§ Dataset records
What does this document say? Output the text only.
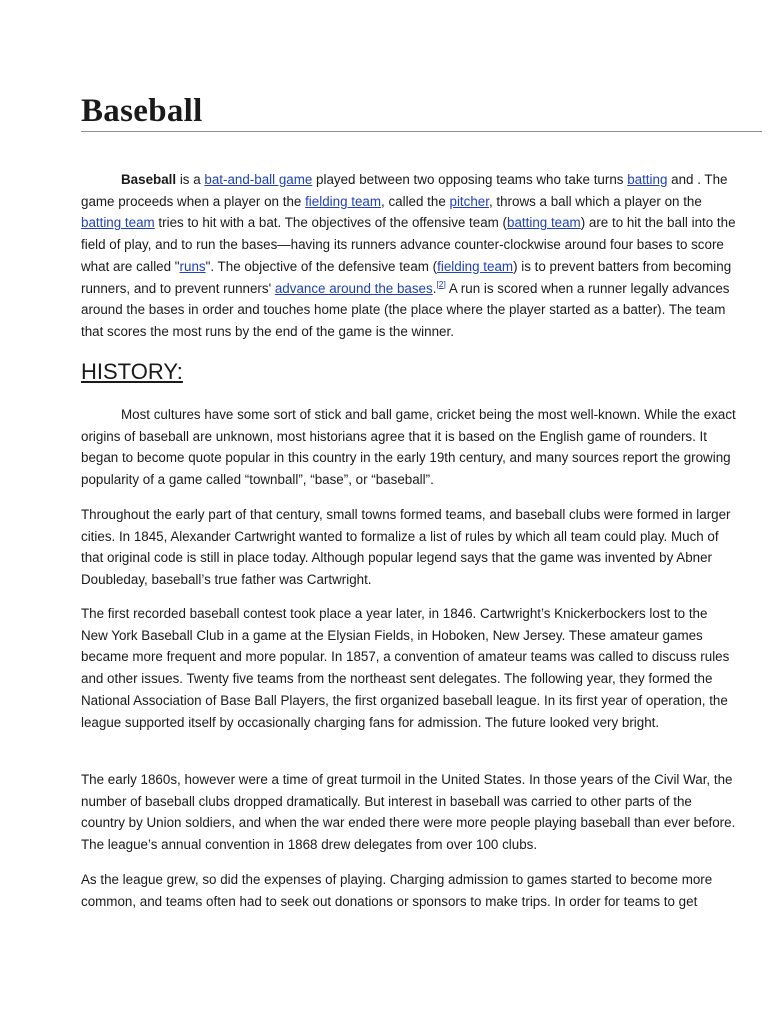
Baseball

Baseball is a bat-and-ball game played between two opposing teams who take turns batting and . The game proceeds when a player on the fielding team, called the pitcher, throws a ball which a player on the batting team tries to hit with a bat. The objectives of the offensive team (batting team) are to hit the ball into the field of play, and to run the bases—having its runners advance counter-clockwise around four bases to score what are called "runs". The objective of the defensive team (fielding team) is to prevent batters from becoming runners, and to prevent runners' advance around the bases.[2] A run is scored when a runner legally advances around the bases in order and touches home plate (the place where the player started as a batter). The team that scores the most runs by the end of the game is the winner.

HISTORY:

Most cultures have some sort of stick and ball game, cricket being the most well-known. While the exact origins of baseball are unknown, most historians agree that it is based on the English game of rounders. It began to become quote popular in this country in the early 19th century, and many sources report the growing popularity of a game called “townball”, “base”, or “baseball”.

Throughout the early part of that century, small towns formed teams, and baseball clubs were formed in larger cities. In 1845, Alexander Cartwright wanted to formalize a list of rules by which all team could play. Much of that original code is still in place today. Although popular legend says that the game was invented by Abner Doubleday, baseball’s true father was Cartwright.

The first recorded baseball contest took place a year later, in 1846. Cartwright’s Knickerbockers lost to the New York Baseball Club in a game at the Elysian Fields, in Hoboken, New Jersey. These amateur games became more frequent and more popular. In 1857, a convention of amateur teams was called to discuss rules and other issues. Twenty five teams from the northeast sent delegates. The following year, they formed the National Association of Base Ball Players, the first organized baseball league. In its first year of operation, the league supported itself by occasionally charging fans for admission. The future looked very bright.

The early 1860s, however were a time of great turmoil in the United States. In those years of the Civil War, the number of baseball clubs dropped dramatically. But interest in baseball was carried to other parts of the country by Union soldiers, and when the war ended there were more people playing baseball than ever before. The league’s annual convention in 1868 drew delegates from over 100 clubs.

As the league grew, so did the expenses of playing. Charging admission to games started to become more common, and teams often had to seek out donations or sponsors to make trips. In order for teams to get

§ Exercise requirements
All the lines above are to be given again exactly as they read, with the pictures removed.

§ Response to the exercise
What does this document say? Output the text only.
Baseball

Baseball is a bat-and-ball game played between two opposing teams who take turns batting and . The game proceeds when a player on the fielding team, called the pitcher, throws a ball which a player on the batting team tries to hit with a bat. The objectives of the offensive team (batting team) are to hit the ball into the field of play, and to run the bases—having its runners advance counter-clockwise around four bases to score what are called "runs". The objective of the defensive team (fielding team) is to prevent batters from becoming runners, and to prevent runners' advance around the bases.[2] A run is scored when a runner legally advances around the bases in order and touches home plate (the place where the player started as a batter). The team that scores the most runs by the end of the game is the winner.

HISTORY:

Most cultures have some sort of stick and ball game, cricket being the most well-known. While the exact origins of baseball are unknown, most historians agree that it is based on the English game of rounders. It began to become quote popular in this country in the early 19th century, and many sources report the growing popularity of a game called “townball”, “base”, or “baseball”.

Throughout the early part of that century, small towns formed teams, and baseball clubs were formed in larger cities. In 1845, Alexander Cartwright wanted to formalize a list of rules by which all team could play. Much of that original code is still in place today. Although popular legend says that the game was invented by Abner Doubleday, baseball’s true father was Cartwright.

The first recorded baseball contest took place a year later, in 1846. Cartwright’s Knickerbockers lost to the New York Baseball Club in a game at the Elysian Fields, in Hoboken, New Jersey. These amateur games became more frequent and more popular. In 1857, a convention of amateur teams was called to discuss rules and other issues. Twenty five teams from the northeast sent delegates. The following year, they formed the National Association of Base Ball Players, the first organized baseball league. In its first year of operation, the league supported itself by occasionally charging fans for admission. The future looked very bright.

The early 1860s, however were a time of great turmoil in the United States. In those years of the Civil War, the number of baseball clubs dropped dramatically. But interest in baseball was carried to other parts of the country by Union soldiers, and when the war ended there were more people playing baseball than ever before. The league’s annual convention in 1868 drew delegates from over 100 clubs.

As the league grew, so did the expenses of playing. Charging admission to games started to become more common, and teams often had to seek out donations or sponsors to make trips. In order for teams to get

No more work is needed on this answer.